[START]

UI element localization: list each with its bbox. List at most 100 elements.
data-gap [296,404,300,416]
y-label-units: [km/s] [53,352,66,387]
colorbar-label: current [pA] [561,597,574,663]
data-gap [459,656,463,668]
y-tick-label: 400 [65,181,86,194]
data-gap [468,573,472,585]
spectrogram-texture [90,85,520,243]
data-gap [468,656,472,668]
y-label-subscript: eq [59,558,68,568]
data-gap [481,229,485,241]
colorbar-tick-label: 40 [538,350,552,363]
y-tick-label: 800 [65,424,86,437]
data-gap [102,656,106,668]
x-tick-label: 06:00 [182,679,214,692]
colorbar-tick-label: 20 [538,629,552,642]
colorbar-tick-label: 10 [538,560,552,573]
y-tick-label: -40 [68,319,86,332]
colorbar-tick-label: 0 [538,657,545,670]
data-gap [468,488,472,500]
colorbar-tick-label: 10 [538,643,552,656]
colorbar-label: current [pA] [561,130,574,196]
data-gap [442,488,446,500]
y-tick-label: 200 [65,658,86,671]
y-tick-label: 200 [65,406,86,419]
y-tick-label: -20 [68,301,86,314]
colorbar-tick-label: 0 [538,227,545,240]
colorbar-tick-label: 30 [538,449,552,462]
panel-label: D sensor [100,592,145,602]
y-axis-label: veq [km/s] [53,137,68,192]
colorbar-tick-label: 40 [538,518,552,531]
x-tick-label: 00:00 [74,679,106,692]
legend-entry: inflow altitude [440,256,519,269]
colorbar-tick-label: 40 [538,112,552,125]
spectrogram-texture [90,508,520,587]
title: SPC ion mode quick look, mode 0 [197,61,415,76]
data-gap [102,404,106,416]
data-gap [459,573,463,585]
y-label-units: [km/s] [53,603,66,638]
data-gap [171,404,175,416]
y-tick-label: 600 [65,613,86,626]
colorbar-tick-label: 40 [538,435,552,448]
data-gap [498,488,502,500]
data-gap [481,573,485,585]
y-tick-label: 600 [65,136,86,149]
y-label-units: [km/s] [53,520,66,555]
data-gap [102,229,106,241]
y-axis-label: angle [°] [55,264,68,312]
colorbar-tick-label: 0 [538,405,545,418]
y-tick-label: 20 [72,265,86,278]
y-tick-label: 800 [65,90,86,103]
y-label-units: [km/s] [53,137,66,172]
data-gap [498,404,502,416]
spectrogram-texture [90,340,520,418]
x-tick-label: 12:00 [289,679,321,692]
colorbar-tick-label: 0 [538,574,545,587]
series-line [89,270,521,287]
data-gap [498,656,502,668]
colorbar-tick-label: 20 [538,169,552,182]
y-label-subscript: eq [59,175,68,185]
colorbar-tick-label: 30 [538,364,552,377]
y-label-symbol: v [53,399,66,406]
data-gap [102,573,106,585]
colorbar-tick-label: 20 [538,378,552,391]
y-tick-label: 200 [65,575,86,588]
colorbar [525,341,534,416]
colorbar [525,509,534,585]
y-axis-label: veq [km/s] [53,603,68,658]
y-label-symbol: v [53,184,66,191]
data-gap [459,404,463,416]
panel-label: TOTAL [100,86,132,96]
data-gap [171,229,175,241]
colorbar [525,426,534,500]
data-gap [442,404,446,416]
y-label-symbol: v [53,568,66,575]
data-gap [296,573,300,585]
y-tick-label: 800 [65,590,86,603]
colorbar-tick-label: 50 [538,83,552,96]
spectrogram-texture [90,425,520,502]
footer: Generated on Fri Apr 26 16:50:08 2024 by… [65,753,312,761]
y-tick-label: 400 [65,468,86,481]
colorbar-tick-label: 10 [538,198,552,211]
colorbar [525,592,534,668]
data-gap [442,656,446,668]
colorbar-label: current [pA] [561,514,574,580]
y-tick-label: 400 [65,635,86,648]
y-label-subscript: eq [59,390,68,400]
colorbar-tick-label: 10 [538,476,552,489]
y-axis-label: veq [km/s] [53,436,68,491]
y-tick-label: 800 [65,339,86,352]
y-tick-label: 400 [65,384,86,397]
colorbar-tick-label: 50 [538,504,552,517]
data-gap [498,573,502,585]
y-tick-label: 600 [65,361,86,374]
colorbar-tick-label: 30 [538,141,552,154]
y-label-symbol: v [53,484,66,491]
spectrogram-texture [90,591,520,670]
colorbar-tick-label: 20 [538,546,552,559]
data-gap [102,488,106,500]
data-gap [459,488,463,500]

[END]

● **AIM OF THE EXERCISE**
Rewrite the entries from the first line through the line containing "colorbar-tick-label: 0 [538,574,545,587]", swapping each "data-gap" for "missing-data" and leaving everything else unchanged.

● **REPLY TO THE EXERCISE**
UI element localization: list each with its bbox. List at most 100 elements.
missing-data [296,404,300,416]
y-label-units: [km/s] [53,352,66,387]
colorbar-label: current [pA] [561,597,574,663]
missing-data [459,656,463,668]
y-tick-label: 400 [65,181,86,194]
missing-data [468,573,472,585]
spectrogram-texture [90,85,520,243]
missing-data [468,656,472,668]
y-label-subscript: eq [59,558,68,568]
missing-data [481,229,485,241]
colorbar-tick-label: 40 [538,350,552,363]
y-tick-label: 800 [65,424,86,437]
missing-data [102,656,106,668]
x-tick-label: 06:00 [182,679,214,692]
colorbar-tick-label: 20 [538,629,552,642]
colorbar-tick-label: 10 [538,560,552,573]
y-tick-label: -40 [68,319,86,332]
colorbar-tick-label: 0 [538,657,545,670]
missing-data [468,488,472,500]
colorbar-tick-label: 10 [538,643,552,656]
colorbar-label: current [pA] [561,130,574,196]
missing-data [442,488,446,500]
y-tick-label: 200 [65,658,86,671]
y-tick-label: 200 [65,406,86,419]
y-tick-label: -20 [68,301,86,314]
colorbar-tick-label: 0 [538,227,545,240]
colorbar-tick-label: 30 [538,449,552,462]
panel-label: D sensor [100,592,145,602]
y-axis-label: veq [km/s] [53,137,68,192]
colorbar-tick-label: 40 [538,518,552,531]
x-tick-label: 00:00 [74,679,106,692]
legend-entry: inflow altitude [440,256,519,269]
colorbar-tick-label: 40 [538,112,552,125]
spectrogram-texture [90,508,520,587]
title: SPC ion mode quick look, mode 0 [197,61,415,76]
missing-data [102,404,106,416]
missing-data [459,573,463,585]
y-label-units: [km/s] [53,603,66,638]
missing-data [171,404,175,416]
y-tick-label: 600 [65,613,86,626]
colorbar-tick-label: 40 [538,435,552,448]
missing-data [498,488,502,500]
missing-data [481,573,485,585]
y-tick-label: 600 [65,136,86,149]
y-label-units: [km/s] [53,520,66,555]
missing-data [102,229,106,241]
y-axis-label: angle [°] [55,264,68,312]
colorbar-tick-label: 0 [538,405,545,418]
y-tick-label: 20 [72,265,86,278]
y-tick-label: 800 [65,90,86,103]
y-label-units: [km/s] [53,137,66,172]
missing-data [498,404,502,416]
spectrogram-texture [90,340,520,418]
x-tick-label: 12:00 [289,679,321,692]
colorbar-tick-label: 0 [538,574,545,587]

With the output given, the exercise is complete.